**Required work:** Identify every line containing the word "content" and reproduce each one.

**Task input:**
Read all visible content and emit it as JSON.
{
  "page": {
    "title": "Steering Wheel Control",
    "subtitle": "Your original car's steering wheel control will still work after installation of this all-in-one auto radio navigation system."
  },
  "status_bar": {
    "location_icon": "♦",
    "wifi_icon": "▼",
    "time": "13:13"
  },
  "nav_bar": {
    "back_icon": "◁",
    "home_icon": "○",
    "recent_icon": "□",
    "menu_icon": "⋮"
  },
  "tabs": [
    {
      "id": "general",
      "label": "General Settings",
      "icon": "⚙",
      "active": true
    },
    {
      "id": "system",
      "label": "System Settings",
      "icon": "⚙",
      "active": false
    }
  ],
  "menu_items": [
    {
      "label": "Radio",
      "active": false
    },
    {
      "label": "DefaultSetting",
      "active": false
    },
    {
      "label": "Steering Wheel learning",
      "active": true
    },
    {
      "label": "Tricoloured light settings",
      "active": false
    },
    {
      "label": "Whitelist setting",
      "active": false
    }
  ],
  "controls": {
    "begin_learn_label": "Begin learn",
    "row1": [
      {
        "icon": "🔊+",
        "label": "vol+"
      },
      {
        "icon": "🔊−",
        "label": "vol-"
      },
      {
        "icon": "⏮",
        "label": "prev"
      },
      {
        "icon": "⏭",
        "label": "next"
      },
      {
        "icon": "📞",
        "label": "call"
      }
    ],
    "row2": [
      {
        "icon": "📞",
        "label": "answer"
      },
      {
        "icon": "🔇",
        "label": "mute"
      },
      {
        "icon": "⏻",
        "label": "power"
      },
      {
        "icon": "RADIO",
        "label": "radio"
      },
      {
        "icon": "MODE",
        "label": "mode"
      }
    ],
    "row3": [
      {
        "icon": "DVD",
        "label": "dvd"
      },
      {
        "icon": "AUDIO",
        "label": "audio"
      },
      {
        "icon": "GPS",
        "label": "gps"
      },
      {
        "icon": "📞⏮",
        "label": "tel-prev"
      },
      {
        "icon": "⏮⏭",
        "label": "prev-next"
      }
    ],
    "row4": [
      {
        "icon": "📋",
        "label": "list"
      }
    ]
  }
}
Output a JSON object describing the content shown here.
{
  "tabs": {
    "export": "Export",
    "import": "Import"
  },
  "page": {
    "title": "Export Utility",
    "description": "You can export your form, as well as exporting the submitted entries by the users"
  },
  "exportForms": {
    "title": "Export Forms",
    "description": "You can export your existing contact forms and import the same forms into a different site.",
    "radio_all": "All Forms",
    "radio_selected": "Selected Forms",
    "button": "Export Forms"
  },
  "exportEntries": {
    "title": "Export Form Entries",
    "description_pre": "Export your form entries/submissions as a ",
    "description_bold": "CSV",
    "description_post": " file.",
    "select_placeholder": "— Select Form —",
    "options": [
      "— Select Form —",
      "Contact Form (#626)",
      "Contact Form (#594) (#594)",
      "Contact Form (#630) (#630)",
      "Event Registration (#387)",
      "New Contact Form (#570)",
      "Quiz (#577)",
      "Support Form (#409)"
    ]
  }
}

**In response:**
Read all visible content and emit it as JSON.
Output a JSON object describing the content shown here.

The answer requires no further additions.